***** Records supplied *****

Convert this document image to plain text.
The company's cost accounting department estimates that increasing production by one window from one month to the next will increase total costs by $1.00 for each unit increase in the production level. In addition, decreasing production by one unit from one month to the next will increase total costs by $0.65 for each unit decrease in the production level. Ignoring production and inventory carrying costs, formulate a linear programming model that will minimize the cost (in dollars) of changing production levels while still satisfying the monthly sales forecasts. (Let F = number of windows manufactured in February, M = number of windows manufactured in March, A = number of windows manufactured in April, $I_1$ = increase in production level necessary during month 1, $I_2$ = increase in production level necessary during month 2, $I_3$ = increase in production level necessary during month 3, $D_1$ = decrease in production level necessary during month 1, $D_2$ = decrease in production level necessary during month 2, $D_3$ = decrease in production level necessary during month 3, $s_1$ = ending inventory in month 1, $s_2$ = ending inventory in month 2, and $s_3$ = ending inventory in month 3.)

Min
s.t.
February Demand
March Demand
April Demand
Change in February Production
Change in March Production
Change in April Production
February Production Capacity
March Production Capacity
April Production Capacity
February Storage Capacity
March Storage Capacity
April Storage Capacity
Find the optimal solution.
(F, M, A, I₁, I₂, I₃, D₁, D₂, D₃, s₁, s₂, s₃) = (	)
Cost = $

*****
***** Records supplied *****

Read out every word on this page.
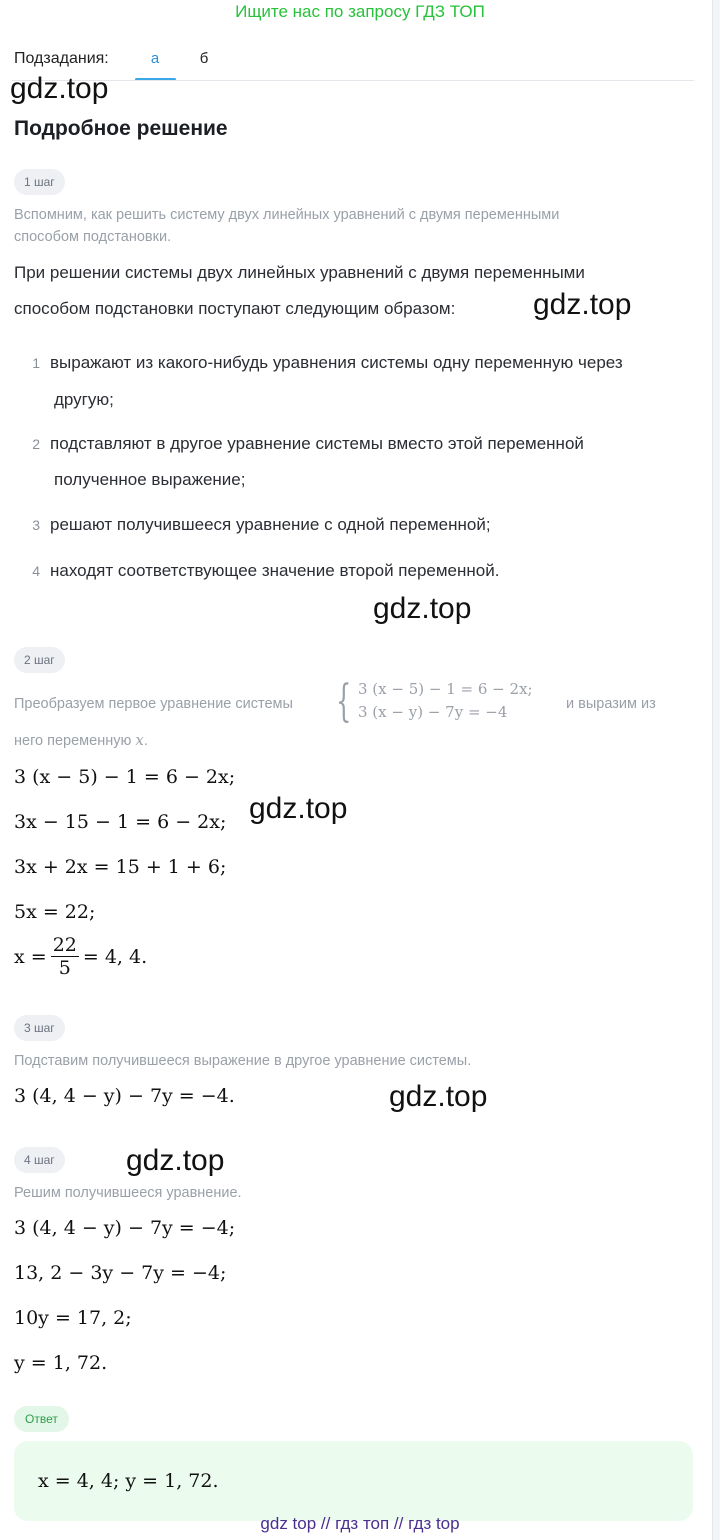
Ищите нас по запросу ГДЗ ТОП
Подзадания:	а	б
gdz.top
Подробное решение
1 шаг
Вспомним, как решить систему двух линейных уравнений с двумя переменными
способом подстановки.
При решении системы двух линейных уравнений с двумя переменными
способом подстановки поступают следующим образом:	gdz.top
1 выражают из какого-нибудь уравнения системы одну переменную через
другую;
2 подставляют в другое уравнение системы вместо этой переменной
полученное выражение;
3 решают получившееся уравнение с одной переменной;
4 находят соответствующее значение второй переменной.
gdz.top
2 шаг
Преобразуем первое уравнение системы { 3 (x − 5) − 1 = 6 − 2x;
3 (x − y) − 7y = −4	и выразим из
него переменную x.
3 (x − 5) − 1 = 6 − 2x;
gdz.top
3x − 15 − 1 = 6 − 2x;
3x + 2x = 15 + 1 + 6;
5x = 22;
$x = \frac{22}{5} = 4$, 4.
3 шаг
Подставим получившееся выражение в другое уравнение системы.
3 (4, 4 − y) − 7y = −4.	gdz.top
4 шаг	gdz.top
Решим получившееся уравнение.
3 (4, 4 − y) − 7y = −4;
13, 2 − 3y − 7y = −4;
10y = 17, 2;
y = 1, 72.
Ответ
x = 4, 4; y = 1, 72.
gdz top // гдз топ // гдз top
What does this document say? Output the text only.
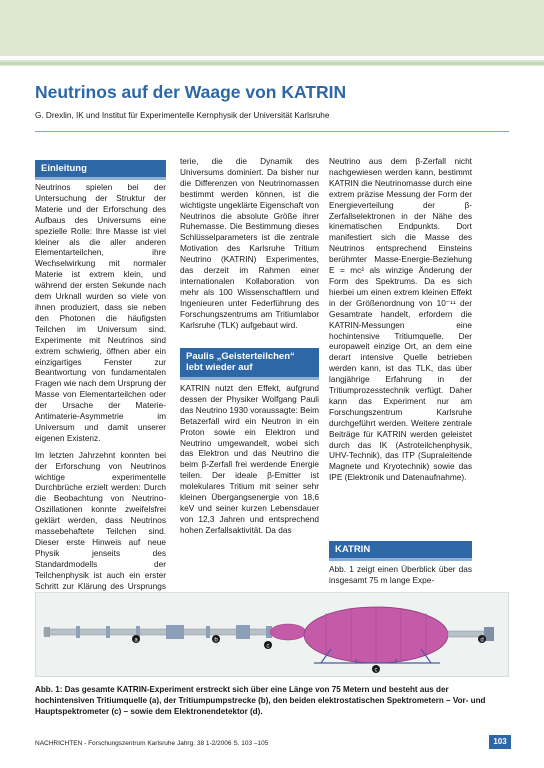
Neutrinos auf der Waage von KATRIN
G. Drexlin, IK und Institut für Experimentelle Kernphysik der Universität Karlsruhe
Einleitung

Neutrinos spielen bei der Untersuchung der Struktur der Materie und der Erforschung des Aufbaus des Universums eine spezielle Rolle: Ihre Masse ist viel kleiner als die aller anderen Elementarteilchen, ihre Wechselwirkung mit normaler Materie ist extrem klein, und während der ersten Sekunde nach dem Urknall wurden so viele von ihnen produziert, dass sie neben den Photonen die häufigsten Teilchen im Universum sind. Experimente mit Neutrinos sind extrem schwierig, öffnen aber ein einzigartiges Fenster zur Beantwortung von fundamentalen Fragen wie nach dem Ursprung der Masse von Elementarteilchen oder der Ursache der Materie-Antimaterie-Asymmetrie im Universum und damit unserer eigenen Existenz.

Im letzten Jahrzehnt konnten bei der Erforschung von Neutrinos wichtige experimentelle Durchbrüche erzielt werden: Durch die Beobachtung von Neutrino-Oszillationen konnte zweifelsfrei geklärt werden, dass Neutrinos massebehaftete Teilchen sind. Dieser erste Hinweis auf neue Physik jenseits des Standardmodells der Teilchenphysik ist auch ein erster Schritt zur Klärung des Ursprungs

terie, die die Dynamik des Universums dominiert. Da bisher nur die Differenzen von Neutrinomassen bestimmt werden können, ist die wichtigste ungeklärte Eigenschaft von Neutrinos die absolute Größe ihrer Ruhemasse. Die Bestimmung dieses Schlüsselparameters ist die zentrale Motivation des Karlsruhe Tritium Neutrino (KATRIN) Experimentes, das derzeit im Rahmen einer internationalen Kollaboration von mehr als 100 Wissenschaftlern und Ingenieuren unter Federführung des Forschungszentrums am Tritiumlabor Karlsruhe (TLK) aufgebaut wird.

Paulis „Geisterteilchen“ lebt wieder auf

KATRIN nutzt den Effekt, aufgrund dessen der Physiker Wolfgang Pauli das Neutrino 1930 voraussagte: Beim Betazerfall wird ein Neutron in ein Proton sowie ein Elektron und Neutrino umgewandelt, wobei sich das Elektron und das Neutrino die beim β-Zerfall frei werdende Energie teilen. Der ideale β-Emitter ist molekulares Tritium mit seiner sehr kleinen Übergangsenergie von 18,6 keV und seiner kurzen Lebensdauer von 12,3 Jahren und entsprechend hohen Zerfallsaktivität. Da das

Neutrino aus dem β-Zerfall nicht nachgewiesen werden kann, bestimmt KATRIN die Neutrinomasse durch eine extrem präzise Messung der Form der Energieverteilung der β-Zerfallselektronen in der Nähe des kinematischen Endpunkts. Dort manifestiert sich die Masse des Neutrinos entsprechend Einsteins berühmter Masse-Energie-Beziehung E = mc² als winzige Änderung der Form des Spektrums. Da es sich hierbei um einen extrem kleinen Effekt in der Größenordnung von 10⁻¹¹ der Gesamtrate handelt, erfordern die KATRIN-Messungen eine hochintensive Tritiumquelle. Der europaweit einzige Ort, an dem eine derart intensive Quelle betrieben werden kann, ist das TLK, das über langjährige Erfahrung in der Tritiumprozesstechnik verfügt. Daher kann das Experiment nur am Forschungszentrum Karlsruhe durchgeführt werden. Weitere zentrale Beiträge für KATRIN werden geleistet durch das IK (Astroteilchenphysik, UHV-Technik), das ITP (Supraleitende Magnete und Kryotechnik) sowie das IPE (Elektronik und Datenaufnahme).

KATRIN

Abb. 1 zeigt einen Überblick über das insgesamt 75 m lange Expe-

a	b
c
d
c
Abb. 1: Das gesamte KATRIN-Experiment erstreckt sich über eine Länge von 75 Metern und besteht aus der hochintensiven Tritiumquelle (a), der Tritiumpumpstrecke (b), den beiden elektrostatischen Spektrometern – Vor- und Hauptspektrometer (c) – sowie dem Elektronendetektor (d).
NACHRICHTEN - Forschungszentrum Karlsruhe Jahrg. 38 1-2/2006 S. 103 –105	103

*****
***** Records supplied *****

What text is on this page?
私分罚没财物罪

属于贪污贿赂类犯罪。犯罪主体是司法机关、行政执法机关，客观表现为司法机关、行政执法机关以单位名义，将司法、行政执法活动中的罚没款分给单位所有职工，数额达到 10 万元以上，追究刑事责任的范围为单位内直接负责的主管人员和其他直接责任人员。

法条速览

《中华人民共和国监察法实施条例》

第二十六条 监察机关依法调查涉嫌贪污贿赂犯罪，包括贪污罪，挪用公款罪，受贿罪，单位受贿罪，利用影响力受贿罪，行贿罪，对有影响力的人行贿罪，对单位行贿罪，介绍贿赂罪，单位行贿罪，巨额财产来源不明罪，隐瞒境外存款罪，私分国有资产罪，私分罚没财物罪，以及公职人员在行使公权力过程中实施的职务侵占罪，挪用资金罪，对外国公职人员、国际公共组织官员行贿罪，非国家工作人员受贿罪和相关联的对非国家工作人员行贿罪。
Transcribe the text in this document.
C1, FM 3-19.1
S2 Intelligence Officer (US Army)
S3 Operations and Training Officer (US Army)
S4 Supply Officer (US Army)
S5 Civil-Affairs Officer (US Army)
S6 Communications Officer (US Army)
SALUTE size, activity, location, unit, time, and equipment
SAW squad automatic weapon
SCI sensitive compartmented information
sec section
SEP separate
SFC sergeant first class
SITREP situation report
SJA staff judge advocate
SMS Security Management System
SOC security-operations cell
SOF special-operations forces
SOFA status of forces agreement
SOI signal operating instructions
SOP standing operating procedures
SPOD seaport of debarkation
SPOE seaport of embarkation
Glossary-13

*****

*Given exercise*.
Give solely the number of lines in the data that contain the string "Change".

*Exercise answer*.
3